-- Problem requirements --
Copy these lines of the data verbatim, starting at the line that contains "hdr-honor: 近 3" and ending after the line that contains "sec1-r1: 1. 党组织设置达标情况: [420, 165, 525, 193]".

+===+

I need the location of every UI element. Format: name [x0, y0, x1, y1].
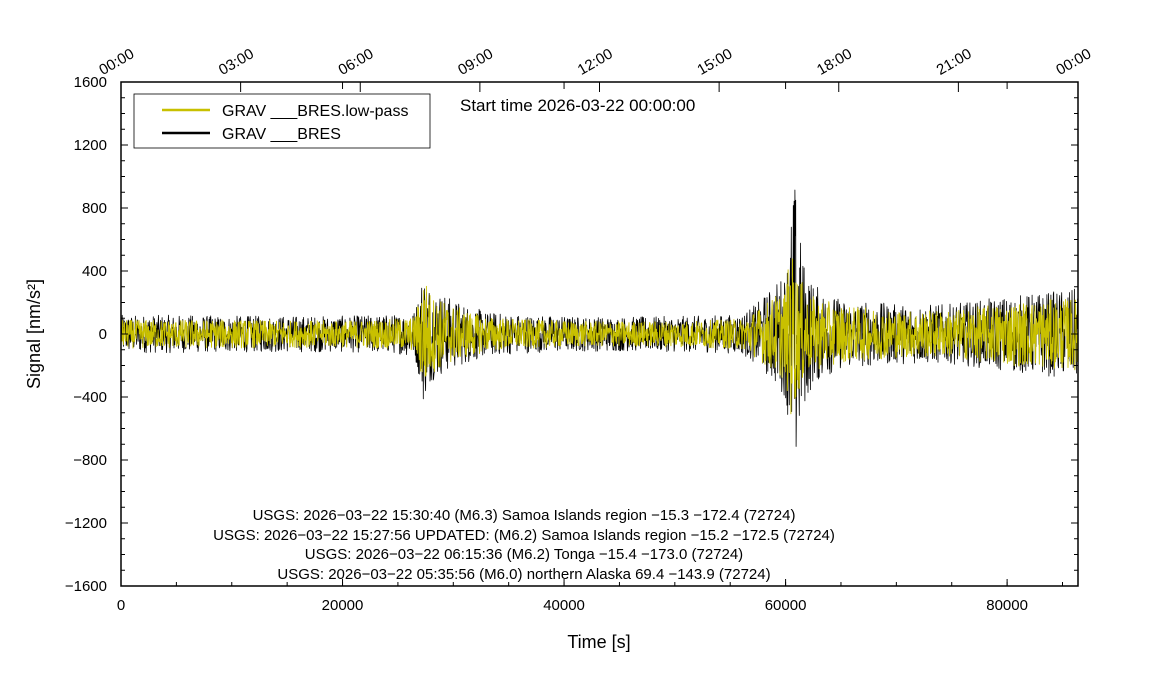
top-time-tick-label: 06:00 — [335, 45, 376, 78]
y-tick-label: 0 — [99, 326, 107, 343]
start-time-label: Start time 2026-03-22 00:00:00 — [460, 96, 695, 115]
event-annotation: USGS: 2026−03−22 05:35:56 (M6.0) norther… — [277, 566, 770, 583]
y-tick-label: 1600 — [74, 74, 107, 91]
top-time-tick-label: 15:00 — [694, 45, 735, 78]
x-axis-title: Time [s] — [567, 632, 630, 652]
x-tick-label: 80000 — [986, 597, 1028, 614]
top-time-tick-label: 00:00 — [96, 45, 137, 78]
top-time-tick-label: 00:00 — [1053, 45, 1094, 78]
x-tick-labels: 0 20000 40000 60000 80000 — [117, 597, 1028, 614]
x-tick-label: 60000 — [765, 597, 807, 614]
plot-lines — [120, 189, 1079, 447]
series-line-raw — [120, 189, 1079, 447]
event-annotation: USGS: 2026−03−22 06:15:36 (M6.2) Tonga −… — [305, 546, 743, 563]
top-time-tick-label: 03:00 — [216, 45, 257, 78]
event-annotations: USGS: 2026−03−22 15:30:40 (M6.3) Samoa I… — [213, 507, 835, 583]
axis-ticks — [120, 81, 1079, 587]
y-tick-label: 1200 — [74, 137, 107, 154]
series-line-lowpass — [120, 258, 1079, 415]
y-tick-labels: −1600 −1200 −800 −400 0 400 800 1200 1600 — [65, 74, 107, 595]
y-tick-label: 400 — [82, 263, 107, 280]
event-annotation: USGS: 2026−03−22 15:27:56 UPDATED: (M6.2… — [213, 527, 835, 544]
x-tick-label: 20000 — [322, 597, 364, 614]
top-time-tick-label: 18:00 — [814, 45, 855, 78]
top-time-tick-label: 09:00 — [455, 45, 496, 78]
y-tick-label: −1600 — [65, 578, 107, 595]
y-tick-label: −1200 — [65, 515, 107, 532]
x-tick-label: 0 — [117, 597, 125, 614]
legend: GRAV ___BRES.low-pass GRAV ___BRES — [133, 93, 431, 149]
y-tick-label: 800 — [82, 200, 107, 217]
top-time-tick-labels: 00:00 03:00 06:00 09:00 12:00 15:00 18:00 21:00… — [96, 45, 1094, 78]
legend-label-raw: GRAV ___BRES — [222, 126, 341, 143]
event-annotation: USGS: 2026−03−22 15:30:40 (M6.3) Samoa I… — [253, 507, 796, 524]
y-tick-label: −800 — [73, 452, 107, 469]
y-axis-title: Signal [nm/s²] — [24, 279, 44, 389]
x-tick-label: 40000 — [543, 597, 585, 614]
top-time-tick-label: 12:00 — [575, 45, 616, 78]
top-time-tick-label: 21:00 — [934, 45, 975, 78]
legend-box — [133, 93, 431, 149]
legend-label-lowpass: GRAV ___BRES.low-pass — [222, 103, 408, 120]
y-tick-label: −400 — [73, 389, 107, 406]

+===+

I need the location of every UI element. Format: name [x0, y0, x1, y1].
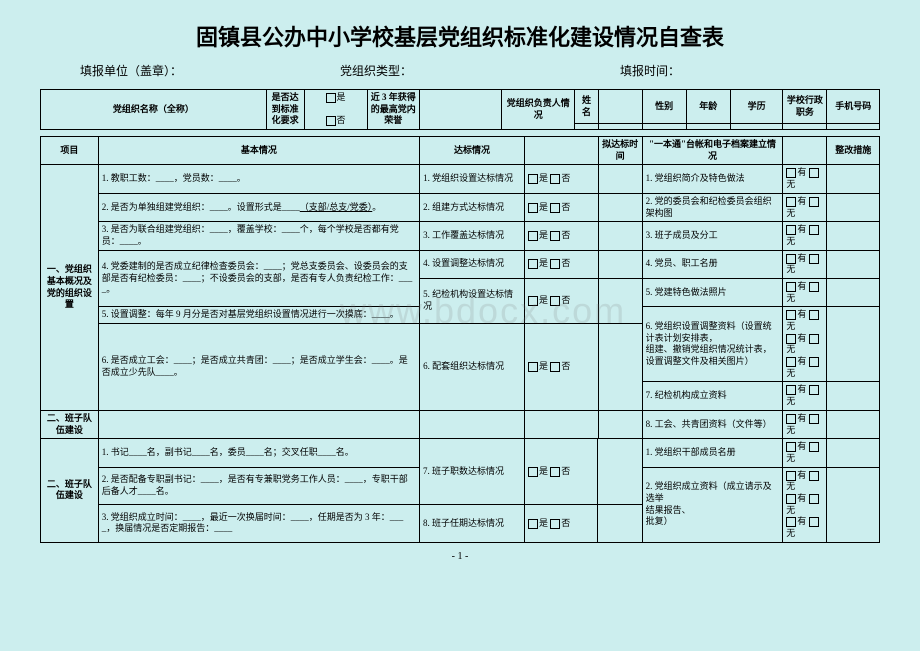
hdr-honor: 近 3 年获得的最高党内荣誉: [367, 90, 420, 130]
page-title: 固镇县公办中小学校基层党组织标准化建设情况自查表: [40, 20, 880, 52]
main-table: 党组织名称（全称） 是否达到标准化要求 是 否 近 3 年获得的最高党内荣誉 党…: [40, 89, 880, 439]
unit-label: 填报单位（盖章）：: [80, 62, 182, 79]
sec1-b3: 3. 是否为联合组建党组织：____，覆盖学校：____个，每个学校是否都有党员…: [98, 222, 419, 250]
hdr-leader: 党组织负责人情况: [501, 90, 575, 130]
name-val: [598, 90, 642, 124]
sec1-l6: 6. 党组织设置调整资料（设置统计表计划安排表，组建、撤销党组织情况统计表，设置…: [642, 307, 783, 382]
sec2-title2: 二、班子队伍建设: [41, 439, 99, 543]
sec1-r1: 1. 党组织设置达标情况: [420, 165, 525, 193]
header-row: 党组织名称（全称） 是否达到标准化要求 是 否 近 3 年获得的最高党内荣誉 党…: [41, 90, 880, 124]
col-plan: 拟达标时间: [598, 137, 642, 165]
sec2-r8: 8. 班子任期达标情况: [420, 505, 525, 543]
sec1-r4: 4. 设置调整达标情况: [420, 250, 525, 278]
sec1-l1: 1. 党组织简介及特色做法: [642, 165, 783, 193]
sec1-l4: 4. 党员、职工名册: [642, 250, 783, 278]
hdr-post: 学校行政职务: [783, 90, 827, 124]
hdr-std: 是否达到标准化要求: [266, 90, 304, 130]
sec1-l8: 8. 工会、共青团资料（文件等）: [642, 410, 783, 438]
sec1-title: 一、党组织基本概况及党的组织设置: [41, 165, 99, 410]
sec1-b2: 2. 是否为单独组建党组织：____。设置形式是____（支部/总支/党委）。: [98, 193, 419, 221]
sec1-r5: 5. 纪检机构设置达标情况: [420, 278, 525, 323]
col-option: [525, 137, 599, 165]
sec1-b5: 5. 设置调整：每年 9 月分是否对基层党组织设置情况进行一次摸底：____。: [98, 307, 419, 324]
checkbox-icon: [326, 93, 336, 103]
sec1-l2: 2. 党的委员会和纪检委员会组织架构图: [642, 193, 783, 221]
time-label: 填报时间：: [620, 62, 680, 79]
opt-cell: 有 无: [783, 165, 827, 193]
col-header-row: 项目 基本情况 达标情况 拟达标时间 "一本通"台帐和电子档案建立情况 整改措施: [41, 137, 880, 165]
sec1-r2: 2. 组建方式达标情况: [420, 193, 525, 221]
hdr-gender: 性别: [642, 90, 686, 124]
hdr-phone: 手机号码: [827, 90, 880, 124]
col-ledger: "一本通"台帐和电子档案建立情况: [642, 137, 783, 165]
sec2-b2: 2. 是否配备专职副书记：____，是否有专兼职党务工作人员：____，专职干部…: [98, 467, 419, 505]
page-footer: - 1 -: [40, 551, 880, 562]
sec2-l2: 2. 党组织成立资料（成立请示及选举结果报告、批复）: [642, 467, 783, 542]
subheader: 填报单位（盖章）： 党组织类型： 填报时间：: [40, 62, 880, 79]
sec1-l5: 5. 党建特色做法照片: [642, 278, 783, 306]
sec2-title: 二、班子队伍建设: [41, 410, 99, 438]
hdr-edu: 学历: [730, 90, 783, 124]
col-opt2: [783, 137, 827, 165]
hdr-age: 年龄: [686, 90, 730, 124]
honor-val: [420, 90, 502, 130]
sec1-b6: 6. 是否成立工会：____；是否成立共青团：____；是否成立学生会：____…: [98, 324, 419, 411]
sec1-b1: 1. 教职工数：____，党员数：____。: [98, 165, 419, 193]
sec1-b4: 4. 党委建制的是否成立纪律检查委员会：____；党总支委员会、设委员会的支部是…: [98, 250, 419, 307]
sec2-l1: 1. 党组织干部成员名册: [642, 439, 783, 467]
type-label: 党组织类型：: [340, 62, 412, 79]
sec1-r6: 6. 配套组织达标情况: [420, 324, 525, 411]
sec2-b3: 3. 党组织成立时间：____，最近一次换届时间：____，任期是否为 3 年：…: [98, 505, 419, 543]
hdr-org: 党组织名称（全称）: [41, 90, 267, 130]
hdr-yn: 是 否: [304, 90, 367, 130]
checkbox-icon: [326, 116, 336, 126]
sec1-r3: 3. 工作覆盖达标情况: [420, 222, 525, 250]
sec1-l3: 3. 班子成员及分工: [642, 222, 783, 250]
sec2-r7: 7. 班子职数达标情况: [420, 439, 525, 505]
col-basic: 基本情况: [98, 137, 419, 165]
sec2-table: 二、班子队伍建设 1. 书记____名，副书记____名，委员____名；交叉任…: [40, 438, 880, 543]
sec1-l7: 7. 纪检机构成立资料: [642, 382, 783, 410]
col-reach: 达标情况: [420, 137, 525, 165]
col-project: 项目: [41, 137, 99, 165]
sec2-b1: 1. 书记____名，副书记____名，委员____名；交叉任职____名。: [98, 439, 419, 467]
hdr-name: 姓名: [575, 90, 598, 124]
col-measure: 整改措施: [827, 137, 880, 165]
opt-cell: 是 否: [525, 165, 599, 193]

+===+

-- Solution to the exercise --
hdr-honor: 近 3 年获得的最高党内荣誉: [367, 90, 420, 130]
page-title: 固镇县公办中小学校基层党组织标准化建设情况自查表: [40, 20, 880, 52]
main-table: 党组织名称（全称） 是否达到标准化要求 是 否 近 3 年获得的最高党内荣誉 党…: [40, 89, 880, 439]
unit-label: 填报单位（盖章）：: [80, 62, 182, 79]
sec1-b3: 3. 是否为联合组建党组织：____，覆盖学校：____个，每个学校是否都有党员…: [98, 222, 419, 250]
hdr-leader: 党组织负责人情况: [501, 90, 575, 130]
name-val: [598, 90, 642, 124]
sec1-l6: 6. 党组织设置调整资料（设置统计表计划安排表，组建、撤销党组织情况统计表，设置…: [642, 307, 783, 382]
sec2-title2: 二、班子队伍建设: [41, 439, 99, 543]
sec1-r1: 1. 党组织设置达标情况: [420, 165, 525, 193]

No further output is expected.